TASK GOAL
Your task is to repeat the entries exactly. Leave the pictures out.
** Start **
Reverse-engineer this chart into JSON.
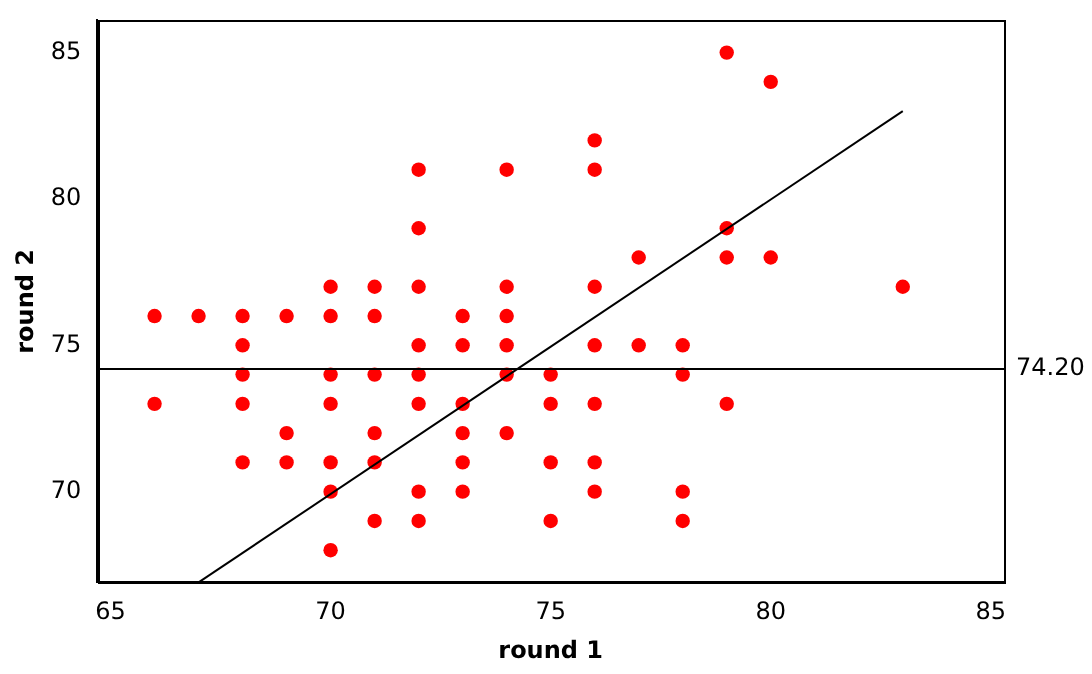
{
  "chart_data": {
    "type": "scatter",
    "xlabel": "round 1",
    "ylabel": "round 2",
    "xlim": [
      64.7,
      85.3
    ],
    "ylim": [
      66.9,
      86.1
    ],
    "xticks": [
      65,
      70,
      75,
      80,
      85
    ],
    "yticks": [
      70,
      75,
      80,
      85
    ],
    "grid": false,
    "legend": false,
    "marker": "circle",
    "series": [
      {
        "color": "#ff0000",
        "x": [
          79,
          80,
          76,
          72,
          74,
          76,
          72,
          79,
          77,
          79,
          80,
          70,
          71,
          72,
          74,
          76,
          83,
          66,
          67,
          68,
          69,
          70,
          71,
          73,
          74,
          68,
          72,
          73,
          74,
          76,
          77,
          78,
          68,
          70,
          71,
          72,
          74,
          75,
          78,
          66,
          68,
          70,
          72,
          73,
          75,
          76,
          79,
          69,
          71,
          73,
          74,
          68,
          69,
          70,
          71,
          73,
          75,
          76,
          70,
          72,
          73,
          76,
          78,
          71,
          72,
          75,
          78,
          70
        ],
        "values": [
          85,
          84,
          82,
          81,
          81,
          81,
          79,
          79,
          78,
          78,
          78,
          77,
          77,
          77,
          77,
          77,
          77,
          76,
          76,
          76,
          76,
          76,
          76,
          76,
          76,
          75,
          75,
          75,
          75,
          75,
          75,
          75,
          74,
          74,
          74,
          74,
          74,
          74,
          74,
          73,
          73,
          73,
          73,
          73,
          73,
          73,
          73,
          72,
          72,
          72,
          72,
          71,
          71,
          71,
          71,
          71,
          71,
          71,
          70,
          70,
          70,
          70,
          70,
          69,
          69,
          69,
          69,
          68
        ]
      },
      {
        "type": "line",
        "color": "#000000",
        "marker": "none",
        "x": [
          67,
          83
        ],
        "values": [
          66.9,
          83
        ]
      }
    ],
    "ref_lines": [
      {
        "axis": "y",
        "value": 74.2,
        "label": "74.20",
        "color": "#000000"
      }
    ]
  }
}
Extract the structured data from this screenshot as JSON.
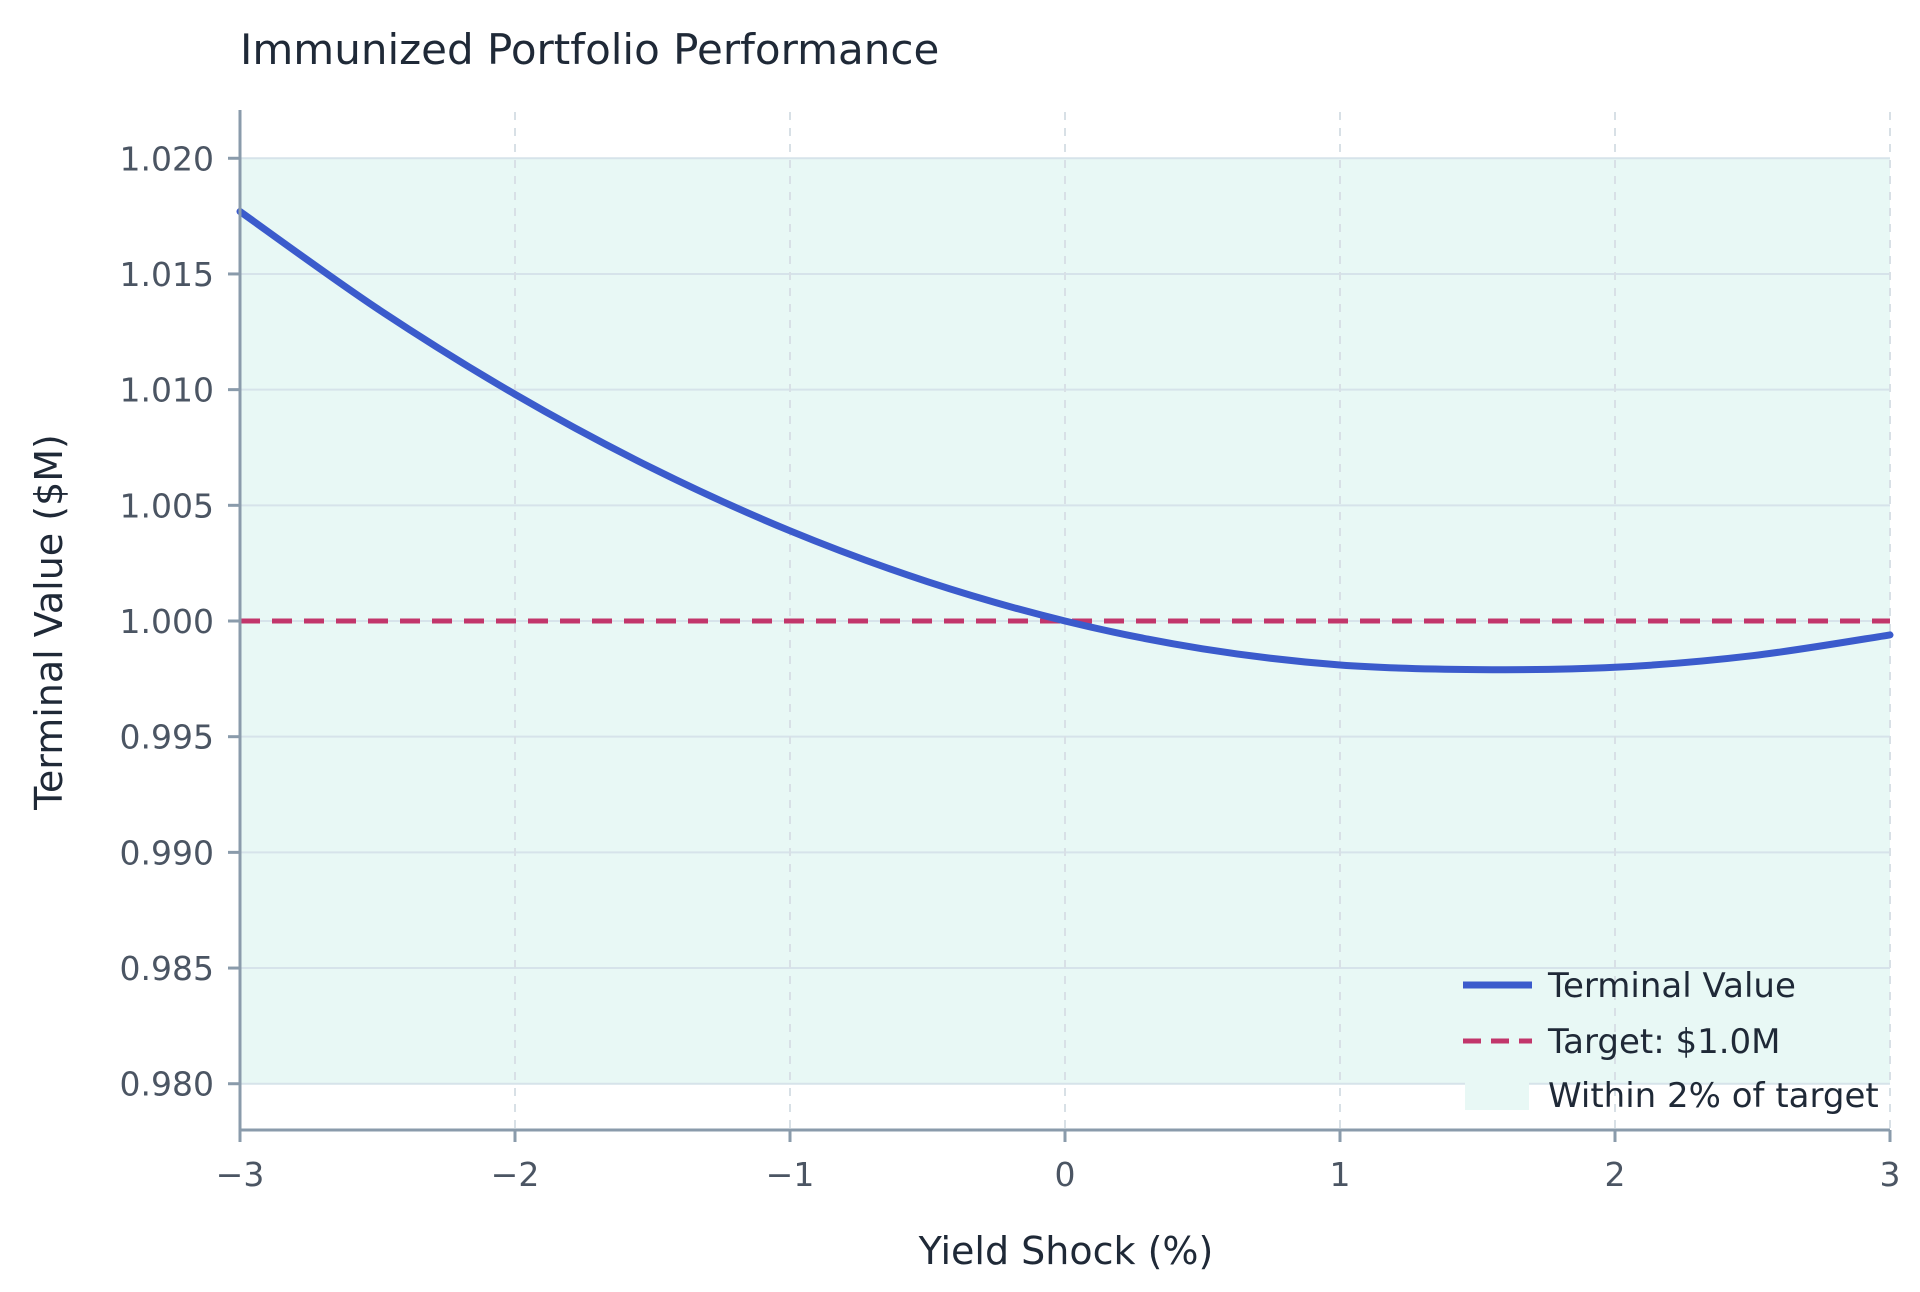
{
  "chart_data": {
    "type": "line",
    "title": "Immunized Portfolio Performance",
    "xlabel": "Yield Shock (%)",
    "ylabel": "Terminal Value ($M)",
    "xlim": [
      -3,
      3
    ],
    "ylim": [
      0.978,
      1.022
    ],
    "x_ticks": [
      -3,
      -2,
      -1,
      0,
      1,
      2,
      3
    ],
    "x_tick_labels": [
      "−3",
      "−2",
      "−1",
      "0",
      "1",
      "2",
      "3"
    ],
    "y_ticks": [
      0.98,
      0.985,
      0.99,
      0.995,
      1.0,
      1.005,
      1.01,
      1.015,
      1.02
    ],
    "y_tick_labels": [
      "0.980",
      "0.985",
      "0.990",
      "0.995",
      "1.000",
      "1.005",
      "1.010",
      "1.015",
      "1.020"
    ],
    "grid": true,
    "legend_position": "bottom-right",
    "series": [
      {
        "name": "Terminal Value",
        "color": "#3b5bcc",
        "style": "solid",
        "x": [
          -3.0,
          -2.5,
          -2.0,
          -1.5,
          -1.0,
          -0.5,
          0.0,
          0.5,
          1.0,
          1.5,
          2.0,
          2.5,
          3.0
        ],
        "y": [
          1.0177,
          1.0135,
          1.0098,
          1.0066,
          1.0039,
          1.0017,
          1.0,
          0.9988,
          0.9981,
          0.9979,
          0.998,
          0.9985,
          0.9994
        ]
      },
      {
        "name": "Target: $1.0M",
        "color": "#c2366b",
        "style": "dashed",
        "x": [
          -3.0,
          3.0
        ],
        "y": [
          1.0,
          1.0
        ]
      }
    ],
    "band": {
      "name": "Within 2% of target",
      "color": "#e8f8f5",
      "y_range": [
        0.98,
        1.02
      ]
    }
  }
}
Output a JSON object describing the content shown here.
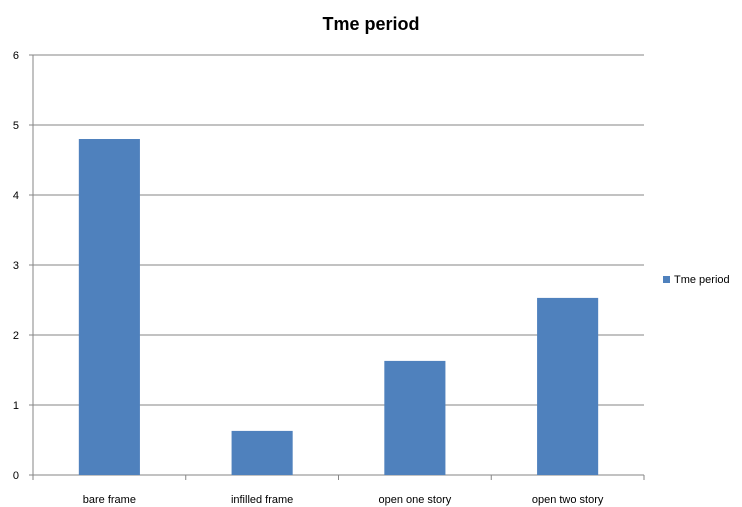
** End **
RESPONSE BELOW
Reverse-engineer this chart into JSON.
{
  "chart_data": {
    "type": "scatter",
    "xlabel": "round 1",
    "ylabel": "round 2",
    "xlim": [
      64.7,
      85.3
    ],
    "ylim": [
      66.9,
      86.1
    ],
    "xticks": [
      65,
      70,
      75,
      80,
      85
    ],
    "yticks": [
      70,
      75,
      80,
      85
    ],
    "grid": false,
    "legend": false,
    "marker": "circle",
    "series": [
      {
        "color": "#ff0000",
        "x": [
          79,
          80,
          76,
          72,
          74,
          76,
          72,
          79,
          77,
          79,
          80,
          70,
          71,
          72,
          74,
          76,
          83,
          66,
          67,
          68,
          69,
          70,
          71,
          73,
          74,
          68,
          72,
          73,
          74,
          76,
          77,
          78,
          68,
          70,
          71,
          72,
          74,
          75,
          78,
          66,
          68,
          70,
          72,
          73,
          75,
          76,
          79,
          69,
          71,
          73,
          74,
          68,
          69,
          70,
          71,
          73,
          75,
          76,
          70,
          72,
          73,
          76,
          78,
          71,
          72,
          75,
          78,
          70
        ],
        "values": [
          85,
          84,
          82,
          81,
          81,
          81,
          79,
          79,
          78,
          78,
          78,
          77,
          77,
          77,
          77,
          77,
          77,
          76,
          76,
          76,
          76,
          76,
          76,
          76,
          76,
          75,
          75,
          75,
          75,
          75,
          75,
          75,
          74,
          74,
          74,
          74,
          74,
          74,
          74,
          73,
          73,
          73,
          73,
          73,
          73,
          73,
          73,
          72,
          72,
          72,
          72,
          71,
          71,
          71,
          71,
          71,
          71,
          71,
          70,
          70,
          70,
          70,
          70,
          69,
          69,
          69,
          69,
          68
        ]
      },
      {
        "type": "line",
        "color": "#000000",
        "marker": "none",
        "x": [
          67,
          83
        ],
        "values": [
          66.9,
          83
        ]
      }
    ],
    "ref_lines": [
      {
        "axis": "y",
        "value": 74.2,
        "label": "74.20",
        "color": "#000000"
      }
    ]
  }
}
Extract the structured data from this screenshot as JSON.
{
  "chart_data": {
    "type": "line",
    "title": "Immunized Portfolio Performance",
    "xlabel": "Yield Shock (%)",
    "ylabel": "Terminal Value ($M)",
    "xlim": [
      -3,
      3
    ],
    "ylim": [
      0.978,
      1.022
    ],
    "x_ticks": [
      -3,
      -2,
      -1,
      0,
      1,
      2,
      3
    ],
    "x_tick_labels": [
      "−3",
      "−2",
      "−1",
      "0",
      "1",
      "2",
      "3"
    ],
    "y_ticks": [
      0.98,
      0.985,
      0.99,
      0.995,
      1.0,
      1.005,
      1.01,
      1.015,
      1.02
    ],
    "y_tick_labels": [
      "0.980",
      "0.985",
      "0.990",
      "0.995",
      "1.000",
      "1.005",
      "1.010",
      "1.015",
      "1.020"
    ],
    "grid": true,
    "legend_position": "bottom-right",
    "series": [
      {
        "name": "Terminal Value",
        "color": "#3b5bcc",
        "style": "solid",
        "x": [
          -3.0,
          -2.5,
          -2.0,
          -1.5,
          -1.0,
          -0.5,
          0.0,
          0.5,
          1.0,
          1.5,
          2.0,
          2.5,
          3.0
        ],
        "y": [
          1.0177,
          1.0135,
          1.0098,
          1.0066,
          1.0039,
          1.0017,
          1.0,
          0.9988,
          0.9981,
          0.9979,
          0.998,
          0.9985,
          0.9994
        ]
      },
      {
        "name": "Target: $1.0M",
        "color": "#c2366b",
        "style": "dashed",
        "x": [
          -3.0,
          3.0
        ],
        "y": [
          1.0,
          1.0
        ]
      }
    ],
    "band": {
      "name": "Within 2% of target",
      "color": "#e8f8f5",
      "y_range": [
        0.98,
        1.02
      ]
    }
  }
}
Output a JSON object describing the content shown here.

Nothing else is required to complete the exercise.